From the first line to the last, repeat the data exactly but leave out the pictures.

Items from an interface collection
*****
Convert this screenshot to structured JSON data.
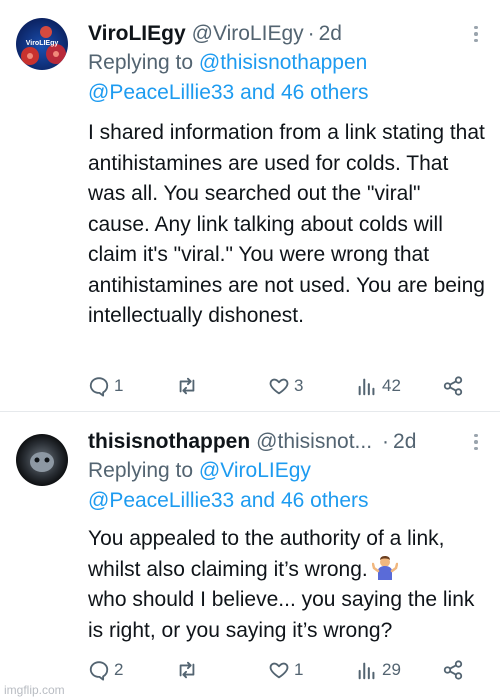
{
  "tweets": [
    {
      "name": "ViroLIEgy",
      "handle": "@ViroLIEgy",
      "sep": "·",
      "time": "2d",
      "replying_prefix": "Replying to",
      "replying_user": "@thisisnothappen",
      "replying_others": "@PeaceLillie33 and 46 others",
      "text": "I shared information from a link stating that antihistamines are used for colds. That was all. You searched out the \"viral\" cause. Any link talking about colds will claim it's \"viral.\" You were wrong that antihistamines are not used. You are being intellectually dishonest.",
      "avatar_text": "ViroLIEgy",
      "stats": {
        "replies": "1",
        "retweets": "",
        "likes": "3",
        "views": "42"
      }
    },
    {
      "name": "thisisnothappen",
      "handle": "@thisisnot...",
      "sep": "·",
      "time": "2d",
      "replying_prefix": "Replying to",
      "replying_user": "@ViroLIEgy",
      "replying_others": "@PeaceLillie33 and 46 others",
      "text": "You appealed to the authority of a link, whilst also claiming it’s wrong.",
      "text_after": "who should I believe... you saying the link is right, or you saying it’s wrong?",
      "emoji": "person-shrugging",
      "stats": {
        "replies": "2",
        "retweets": "",
        "likes": "1",
        "views": "29"
      }
    }
  ],
  "watermark": "imgflip.com",
  "colors": {
    "text": "#0f1419",
    "secondary": "#536471",
    "link": "#1d9bf0",
    "divider": "#e6e9ec"
  }
}
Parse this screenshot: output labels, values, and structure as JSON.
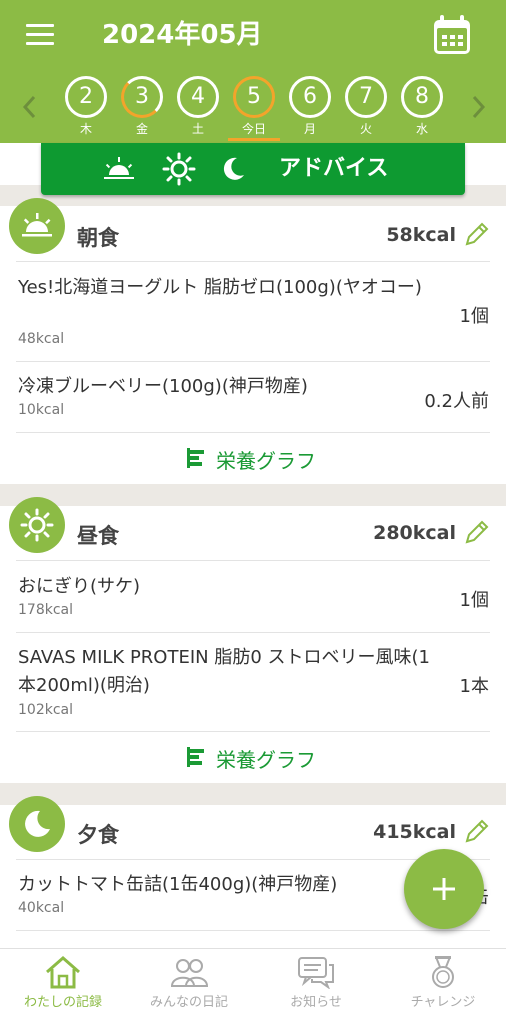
{
  "header": {
    "title": "2024年05月",
    "days": [
      {
        "num": "2",
        "weekday": "木"
      },
      {
        "num": "3",
        "weekday": "金"
      },
      {
        "num": "4",
        "weekday": "土"
      },
      {
        "num": "5",
        "weekday": "今日"
      },
      {
        "num": "6",
        "weekday": "月"
      },
      {
        "num": "7",
        "weekday": "火"
      },
      {
        "num": "8",
        "weekday": "水"
      }
    ],
    "colors": {
      "bar": "#8cbb45",
      "highlight": "#f3a42b"
    }
  },
  "advice": {
    "label": "アドバイス",
    "icons": [
      "sunrise-icon",
      "sun-icon",
      "moon-icon"
    ]
  },
  "meals": [
    {
      "title": "朝食",
      "kcal": "58kcal",
      "items": [
        {
          "name": "Yes!北海道ヨーグルト 脂肪ゼロ(100g)(ヤオコー)",
          "kcal": "48kcal",
          "qty": "1個"
        },
        {
          "name": "冷凍ブルーベリー(100g)(神戸物産)",
          "kcal": "10kcal",
          "qty": "0.2人前"
        }
      ],
      "graph_label": "栄養グラフ"
    },
    {
      "title": "昼食",
      "kcal": "280kcal",
      "items": [
        {
          "name": "おにぎり(サケ)",
          "kcal": "178kcal",
          "qty": "1個"
        },
        {
          "name": "SAVAS MILK PROTEIN 脂肪0 ストロベリー風味(1本200ml)(明治)",
          "kcal": "102kcal",
          "qty": "1本"
        }
      ],
      "graph_label": "栄養グラフ"
    },
    {
      "title": "夕食",
      "kcal": "415kcal",
      "items": [
        {
          "name": "カットトマト缶詰(1缶400g)(神戸物産)",
          "kcal": "40kcal",
          "qty": "1缶"
        }
      ]
    }
  ],
  "fab": {
    "icon": "plus-icon"
  },
  "bottom_nav": [
    {
      "label": "わたしの記録",
      "icon": "home-icon",
      "active": true
    },
    {
      "label": "みんなの日記",
      "icon": "people-icon",
      "active": false
    },
    {
      "label": "お知らせ",
      "icon": "chat-icon",
      "active": false
    },
    {
      "label": "チャレンジ",
      "icon": "medal-icon",
      "active": false
    }
  ]
}
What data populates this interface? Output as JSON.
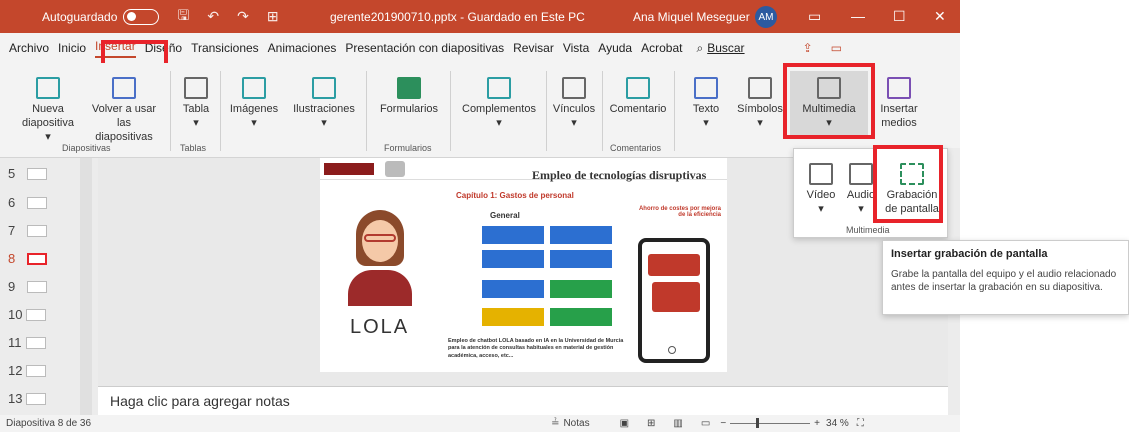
{
  "titlebar": {
    "autosave_label": "Autoguardado",
    "filename": "gerente201900710.pptx - Guardado en Este PC",
    "user": "Ana Miquel Meseguer",
    "avatar": "AM"
  },
  "menu": {
    "tabs": [
      "Archivo",
      "Inicio",
      "Insertar",
      "Diseño",
      "Transiciones",
      "Animaciones",
      "Presentación con diapositivas",
      "Revisar",
      "Vista",
      "Ayuda",
      "Acrobat"
    ],
    "search": "Buscar"
  },
  "ribbon": {
    "new_slide": [
      "Nueva",
      "diapositiva ▾"
    ],
    "reuse": [
      "Volver a usar",
      "las diapositivas"
    ],
    "table": "Tabla",
    "images": "Imágenes",
    "illustrations": "Ilustraciones",
    "forms": "Formularios",
    "addins": "Complementos",
    "links": "Vínculos",
    "comment": "Comentario",
    "text": "Texto",
    "symbols": "Símbolos",
    "multimedia": "Multimedia",
    "insert_media": [
      "Insertar",
      "medios"
    ],
    "groups": {
      "slides": "Diapositivas",
      "tables": "Tablas",
      "forms": "Formularios",
      "comments": "Comentarios"
    }
  },
  "thumbnails": [
    "5",
    "6",
    "7",
    "8",
    "9",
    "10",
    "11",
    "12",
    "13"
  ],
  "slide": {
    "title": "Empleo de tecnologías disruptivas",
    "chapter": "Capítulo 1: Gastos de personal",
    "general": "General",
    "savings": [
      "Ahorro de costes por mejora",
      "de la eficiencia"
    ],
    "lola": "LOLA",
    "body": "Empleo de chatbot LOLA basado en IA en la Universidad de Murcia para la atención de consultas habituales en material de gestión académica, acceso, etc..."
  },
  "multimedia_dropdown": {
    "video": "Vídeo",
    "audio": "Audio",
    "screen_recording": [
      "Grabación",
      "de pantalla"
    ],
    "group_label": "Multimedia"
  },
  "tooltip": {
    "title": "Insertar grabación de pantalla",
    "body": "Grabe la pantalla del equipo y el audio relacionado antes de insertar la grabación en su diapositiva."
  },
  "notes_placeholder": "Haga clic para agregar notas",
  "status": {
    "slide_info": "Diapositiva 8 de 36",
    "notes": "Notas",
    "zoom": "34 %"
  }
}
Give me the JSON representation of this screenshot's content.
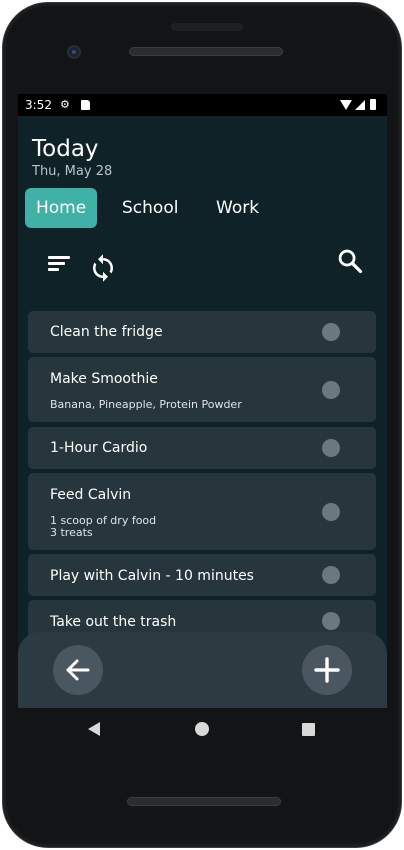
{
  "status_bar": {
    "time": "3:52"
  },
  "header": {
    "title": "Today",
    "date": "Thu, May 28"
  },
  "tabs": [
    {
      "label": "Home",
      "active": true
    },
    {
      "label": "School",
      "active": false
    },
    {
      "label": "Work",
      "active": false
    }
  ],
  "toolbar": {
    "sort_icon": "sort-icon",
    "sync_icon": "sync-icon",
    "search_icon": "search-icon"
  },
  "tasks": [
    {
      "title": "Clean the fridge",
      "subtitle_lines": []
    },
    {
      "title": "Make Smoothie",
      "subtitle_lines": [
        "Banana, Pineapple, Protein Powder"
      ]
    },
    {
      "title": "1-Hour Cardio",
      "subtitle_lines": []
    },
    {
      "title": "Feed Calvin",
      "subtitle_lines": [
        "1 scoop of dry food",
        "3 treats"
      ]
    },
    {
      "title": "Play with Calvin - 10 minutes",
      "subtitle_lines": []
    },
    {
      "title": "Take out the trash",
      "subtitle_lines": []
    }
  ],
  "bottom_bar": {
    "back_icon": "arrow-left-icon",
    "add_icon": "plus-icon"
  },
  "colors": {
    "background": "#0e2228",
    "accent": "#3fb1a6",
    "task_card": "#27363d",
    "fab": "#4a5660",
    "check": "#6c7881"
  }
}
*****
* **Response**
Convert this screenshot to structured JSON data.
{
  "tweets": [
    {
      "name": "ViroLIEgy",
      "handle": "@ViroLIEgy",
      "sep": "·",
      "time": "2d",
      "replying_prefix": "Replying to",
      "replying_user": "@thisisnothappen",
      "replying_others": "@PeaceLillie33 and 46 others",
      "text": "I shared information from a link stating that antihistamines are used for colds. That was all. You searched out the \"viral\" cause. Any link talking about colds will claim it's \"viral.\" You were wrong that antihistamines are not used. You are being intellectually dishonest.",
      "avatar_text": "ViroLIEgy",
      "stats": {
        "replies": "1",
        "retweets": "",
        "likes": "3",
        "views": "42"
      }
    },
    {
      "name": "thisisnothappen",
      "handle": "@thisisnot...",
      "sep": "·",
      "time": "2d",
      "replying_prefix": "Replying to",
      "replying_user": "@ViroLIEgy",
      "replying_others": "@PeaceLillie33 and 46 others",
      "text": "You appealed to the authority of a link, whilst also claiming it’s wrong.",
      "text_after": "who should I believe... you saying the link is right, or you saying it’s wrong?",
      "emoji": "person-shrugging",
      "stats": {
        "replies": "2",
        "retweets": "",
        "likes": "1",
        "views": "29"
      }
    }
  ],
  "watermark": "imgflip.com",
  "colors": {
    "text": "#0f1419",
    "secondary": "#536471",
    "link": "#1d9bf0",
    "divider": "#e6e9ec"
  }
}
Parse this screenshot: output labels, values, and structure as JSON.
{
  "header": {
    "title": "2024年05月",
    "days": [
      {
        "num": "2",
        "weekday": "木"
      },
      {
        "num": "3",
        "weekday": "金"
      },
      {
        "num": "4",
        "weekday": "土"
      },
      {
        "num": "5",
        "weekday": "今日"
      },
      {
        "num": "6",
        "weekday": "月"
      },
      {
        "num": "7",
        "weekday": "火"
      },
      {
        "num": "8",
        "weekday": "水"
      }
    ],
    "colors": {
      "bar": "#8cbb45",
      "highlight": "#f3a42b"
    }
  },
  "advice": {
    "label": "アドバイス",
    "icons": [
      "sunrise-icon",
      "sun-icon",
      "moon-icon"
    ]
  },
  "meals": [
    {
      "title": "朝食",
      "kcal": "58kcal",
      "items": [
        {
          "name": "Yes!北海道ヨーグルト 脂肪ゼロ(100g)(ヤオコー)",
          "kcal": "48kcal",
          "qty": "1個"
        },
        {
          "name": "冷凍ブルーベリー(100g)(神戸物産)",
          "kcal": "10kcal",
          "qty": "0.2人前"
        }
      ],
      "graph_label": "栄養グラフ"
    },
    {
      "title": "昼食",
      "kcal": "280kcal",
      "items": [
        {
          "name": "おにぎり(サケ)",
          "kcal": "178kcal",
          "qty": "1個"
        },
        {
          "name": "SAVAS MILK PROTEIN 脂肪0 ストロベリー風味(1本200ml)(明治)",
          "kcal": "102kcal",
          "qty": "1本"
        }
      ],
      "graph_label": "栄養グラフ"
    },
    {
      "title": "夕食",
      "kcal": "415kcal",
      "items": [
        {
          "name": "カットトマト缶詰(1缶400g)(神戸物産)",
          "kcal": "40kcal",
          "qty": "1缶"
        }
      ]
    }
  ],
  "fab": {
    "icon": "plus-icon"
  },
  "bottom_nav": [
    {
      "label": "わたしの記録",
      "icon": "home-icon",
      "active": true
    },
    {
      "label": "みんなの日記",
      "icon": "people-icon",
      "active": false
    },
    {
      "label": "お知らせ",
      "icon": "chat-icon",
      "active": false
    },
    {
      "label": "チャレンジ",
      "icon": "medal-icon",
      "active": false
    }
  ]
}
What data populates this interface? Output as JSON.
{
  "titlebar": {
    "autosave_label": "Autoguardado",
    "filename": "gerente201900710.pptx - Guardado en Este PC",
    "user": "Ana Miquel Meseguer",
    "avatar": "AM"
  },
  "menu": {
    "tabs": [
      "Archivo",
      "Inicio",
      "Insertar",
      "Diseño",
      "Transiciones",
      "Animaciones",
      "Presentación con diapositivas",
      "Revisar",
      "Vista",
      "Ayuda",
      "Acrobat"
    ],
    "search": "Buscar"
  },
  "ribbon": {
    "new_slide": [
      "Nueva",
      "diapositiva ▾"
    ],
    "reuse": [
      "Volver a usar",
      "las diapositivas"
    ],
    "table": "Tabla",
    "images": "Imágenes",
    "illustrations": "Ilustraciones",
    "forms": "Formularios",
    "addins": "Complementos",
    "links": "Vínculos",
    "comment": "Comentario",
    "text": "Texto",
    "symbols": "Símbolos",
    "multimedia": "Multimedia",
    "insert_media": [
      "Insertar",
      "medios"
    ],
    "groups": {
      "slides": "Diapositivas",
      "tables": "Tablas",
      "forms": "Formularios",
      "comments": "Comentarios"
    }
  },
  "thumbnails": [
    "5",
    "6",
    "7",
    "8",
    "9",
    "10",
    "11",
    "12",
    "13"
  ],
  "slide": {
    "title": "Empleo de tecnologías disruptivas",
    "chapter": "Capítulo 1: Gastos de personal",
    "general": "General",
    "savings": [
      "Ahorro de costes por mejora",
      "de la eficiencia"
    ],
    "lola": "LOLA",
    "body": "Empleo de chatbot LOLA basado en IA en la Universidad de Murcia para la atención de consultas habituales en material de gestión académica, acceso, etc..."
  },
  "multimedia_dropdown": {
    "video": "Vídeo",
    "audio": "Audio",
    "screen_recording": [
      "Grabación",
      "de pantalla"
    ],
    "group_label": "Multimedia"
  },
  "tooltip": {
    "title": "Insertar grabación de pantalla",
    "body": "Grabe la pantalla del equipo y el audio relacionado antes de insertar la grabación en su diapositiva."
  },
  "notes_placeholder": "Haga clic para agregar notas",
  "status": {
    "slide_info": "Diapositiva 8 de 36",
    "notes": "Notas",
    "zoom": "34 %"
  }
}
Give me the JSON representation of this screenshot's content.
{
  "status_bar": {
    "time": "3:52"
  },
  "header": {
    "title": "Today",
    "date": "Thu, May 28"
  },
  "tabs": [
    {
      "label": "Home",
      "active": true
    },
    {
      "label": "School",
      "active": false
    },
    {
      "label": "Work",
      "active": false
    }
  ],
  "toolbar": {
    "sort_icon": "sort-icon",
    "sync_icon": "sync-icon",
    "search_icon": "search-icon"
  },
  "tasks": [
    {
      "title": "Clean the fridge",
      "subtitle_lines": []
    },
    {
      "title": "Make Smoothie",
      "subtitle_lines": [
        "Banana, Pineapple, Protein Powder"
      ]
    },
    {
      "title": "1-Hour Cardio",
      "subtitle_lines": []
    },
    {
      "title": "Feed Calvin",
      "subtitle_lines": [
        "1 scoop of dry food",
        "3 treats"
      ]
    },
    {
      "title": "Play with Calvin - 10 minutes",
      "subtitle_lines": []
    },
    {
      "title": "Take out the trash",
      "subtitle_lines": []
    }
  ],
  "bottom_bar": {
    "back_icon": "arrow-left-icon",
    "add_icon": "plus-icon"
  },
  "colors": {
    "background": "#0e2228",
    "accent": "#3fb1a6",
    "task_card": "#27363d",
    "fab": "#4a5660",
    "check": "#6c7881"
  }
}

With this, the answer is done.